What is required:
Each line containing the word "этом" needs to be copied.

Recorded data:
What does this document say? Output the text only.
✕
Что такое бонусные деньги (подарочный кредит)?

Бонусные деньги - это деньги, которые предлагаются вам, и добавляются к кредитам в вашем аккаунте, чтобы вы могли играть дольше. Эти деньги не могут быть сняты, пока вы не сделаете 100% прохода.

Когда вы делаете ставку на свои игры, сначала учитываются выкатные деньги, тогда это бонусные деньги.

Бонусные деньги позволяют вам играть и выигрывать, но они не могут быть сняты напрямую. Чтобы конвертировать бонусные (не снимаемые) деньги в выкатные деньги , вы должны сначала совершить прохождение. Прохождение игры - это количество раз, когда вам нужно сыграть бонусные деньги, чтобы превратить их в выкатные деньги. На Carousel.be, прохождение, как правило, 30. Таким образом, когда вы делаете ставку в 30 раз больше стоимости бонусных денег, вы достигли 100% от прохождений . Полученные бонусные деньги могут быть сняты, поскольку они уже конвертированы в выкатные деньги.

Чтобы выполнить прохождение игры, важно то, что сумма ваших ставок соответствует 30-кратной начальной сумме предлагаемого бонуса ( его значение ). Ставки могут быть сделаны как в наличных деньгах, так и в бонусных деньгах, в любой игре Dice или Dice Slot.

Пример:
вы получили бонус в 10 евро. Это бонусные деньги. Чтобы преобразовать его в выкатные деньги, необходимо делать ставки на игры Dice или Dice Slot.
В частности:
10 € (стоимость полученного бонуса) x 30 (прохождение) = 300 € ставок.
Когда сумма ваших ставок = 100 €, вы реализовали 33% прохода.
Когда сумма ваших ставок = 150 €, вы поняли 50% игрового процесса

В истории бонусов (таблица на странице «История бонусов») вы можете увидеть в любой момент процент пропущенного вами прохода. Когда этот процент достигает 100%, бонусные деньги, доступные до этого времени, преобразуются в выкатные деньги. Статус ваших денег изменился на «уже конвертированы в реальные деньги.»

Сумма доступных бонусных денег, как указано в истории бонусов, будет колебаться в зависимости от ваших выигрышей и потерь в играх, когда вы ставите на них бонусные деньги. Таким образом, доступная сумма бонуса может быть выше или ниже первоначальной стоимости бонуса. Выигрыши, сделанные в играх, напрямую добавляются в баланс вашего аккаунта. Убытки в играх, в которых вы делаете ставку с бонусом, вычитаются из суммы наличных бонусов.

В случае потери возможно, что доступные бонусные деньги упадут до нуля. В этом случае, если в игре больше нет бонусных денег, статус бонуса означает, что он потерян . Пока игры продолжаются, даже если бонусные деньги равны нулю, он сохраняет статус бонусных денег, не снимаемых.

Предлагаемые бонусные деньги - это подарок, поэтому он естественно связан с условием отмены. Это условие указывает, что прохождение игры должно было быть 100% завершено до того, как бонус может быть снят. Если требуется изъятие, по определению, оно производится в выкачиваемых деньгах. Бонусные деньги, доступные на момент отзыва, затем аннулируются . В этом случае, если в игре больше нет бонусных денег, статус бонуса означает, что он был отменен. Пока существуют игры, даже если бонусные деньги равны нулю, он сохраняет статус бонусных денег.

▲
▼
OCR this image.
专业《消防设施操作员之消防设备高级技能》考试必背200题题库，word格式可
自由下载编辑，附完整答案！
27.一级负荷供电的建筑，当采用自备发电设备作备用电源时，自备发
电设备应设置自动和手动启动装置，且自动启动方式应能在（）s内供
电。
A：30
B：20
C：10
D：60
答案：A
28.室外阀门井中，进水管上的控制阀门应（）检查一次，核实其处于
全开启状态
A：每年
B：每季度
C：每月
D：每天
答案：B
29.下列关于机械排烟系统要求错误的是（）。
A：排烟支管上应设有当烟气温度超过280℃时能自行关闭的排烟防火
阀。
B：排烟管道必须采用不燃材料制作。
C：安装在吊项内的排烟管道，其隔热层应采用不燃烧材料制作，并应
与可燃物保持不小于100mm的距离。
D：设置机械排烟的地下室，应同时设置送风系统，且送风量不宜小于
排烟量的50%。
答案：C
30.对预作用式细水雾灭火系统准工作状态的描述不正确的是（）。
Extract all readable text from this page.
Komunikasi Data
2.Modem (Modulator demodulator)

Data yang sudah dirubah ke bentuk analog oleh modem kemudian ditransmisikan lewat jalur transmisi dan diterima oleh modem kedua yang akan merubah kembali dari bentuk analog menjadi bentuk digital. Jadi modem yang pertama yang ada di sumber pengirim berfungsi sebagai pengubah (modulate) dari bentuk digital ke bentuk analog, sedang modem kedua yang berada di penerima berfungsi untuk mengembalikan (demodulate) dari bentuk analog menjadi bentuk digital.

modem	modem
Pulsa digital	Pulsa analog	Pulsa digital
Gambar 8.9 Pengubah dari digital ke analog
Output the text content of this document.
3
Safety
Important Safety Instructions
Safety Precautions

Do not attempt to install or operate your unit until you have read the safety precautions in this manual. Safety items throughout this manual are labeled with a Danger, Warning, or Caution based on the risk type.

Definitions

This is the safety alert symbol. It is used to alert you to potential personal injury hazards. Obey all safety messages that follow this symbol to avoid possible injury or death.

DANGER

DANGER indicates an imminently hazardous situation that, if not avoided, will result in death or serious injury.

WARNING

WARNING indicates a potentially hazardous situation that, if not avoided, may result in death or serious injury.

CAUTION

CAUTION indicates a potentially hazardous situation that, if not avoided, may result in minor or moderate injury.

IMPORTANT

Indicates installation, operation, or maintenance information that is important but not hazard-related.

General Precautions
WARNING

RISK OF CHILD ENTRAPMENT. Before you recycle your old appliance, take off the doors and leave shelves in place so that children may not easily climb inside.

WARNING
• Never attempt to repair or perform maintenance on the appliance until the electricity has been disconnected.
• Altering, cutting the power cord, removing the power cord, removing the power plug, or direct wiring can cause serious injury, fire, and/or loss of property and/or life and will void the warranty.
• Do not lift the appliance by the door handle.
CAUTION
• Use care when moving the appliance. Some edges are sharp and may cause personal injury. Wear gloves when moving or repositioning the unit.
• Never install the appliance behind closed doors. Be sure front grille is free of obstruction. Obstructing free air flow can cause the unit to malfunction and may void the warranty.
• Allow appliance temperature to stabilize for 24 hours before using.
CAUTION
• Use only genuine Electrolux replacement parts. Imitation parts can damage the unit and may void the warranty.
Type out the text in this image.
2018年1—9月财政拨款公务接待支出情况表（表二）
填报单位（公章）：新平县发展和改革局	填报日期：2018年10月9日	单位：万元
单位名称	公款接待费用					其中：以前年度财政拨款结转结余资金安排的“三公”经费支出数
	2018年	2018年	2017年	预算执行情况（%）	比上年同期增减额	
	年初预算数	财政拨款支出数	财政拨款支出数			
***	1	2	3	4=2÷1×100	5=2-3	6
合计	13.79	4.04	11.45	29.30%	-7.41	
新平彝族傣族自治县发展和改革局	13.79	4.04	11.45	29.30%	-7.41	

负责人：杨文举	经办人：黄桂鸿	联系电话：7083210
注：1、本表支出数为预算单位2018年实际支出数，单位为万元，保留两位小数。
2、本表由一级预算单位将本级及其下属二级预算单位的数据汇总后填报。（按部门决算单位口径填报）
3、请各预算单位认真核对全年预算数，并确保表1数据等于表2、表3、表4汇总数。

Expected answer:
В случае потери возможно, что доступные бонусные деньги упадут до нуля. В этом случае, если в игре больше нет бонусных денег, статус бонуса означает, что он потерян . Пока игры продолжаются, даже если бонусные деньги равны нулю, он сохраняет статус бонусных денег, не снимаемых.
Предлагаемые бонусные деньги - это подарок, поэтому он естественно связан с условием отмены. Это условие указывает, что прохождение игры должно было быть 100% завершено до того, как бонус может быть снят. Если требуется изъятие, по определению, оно производится в выкачиваемых деньгах. Бонусные деньги, доступные на момент отзыва, затем аннулируются . В этом случае, если в игре больше нет бонусных денег, статус бонуса означает, что он был отменен. Пока существуют игры, даже если бонусные деньги равны нулю, он сохраняет статус бонусных денег.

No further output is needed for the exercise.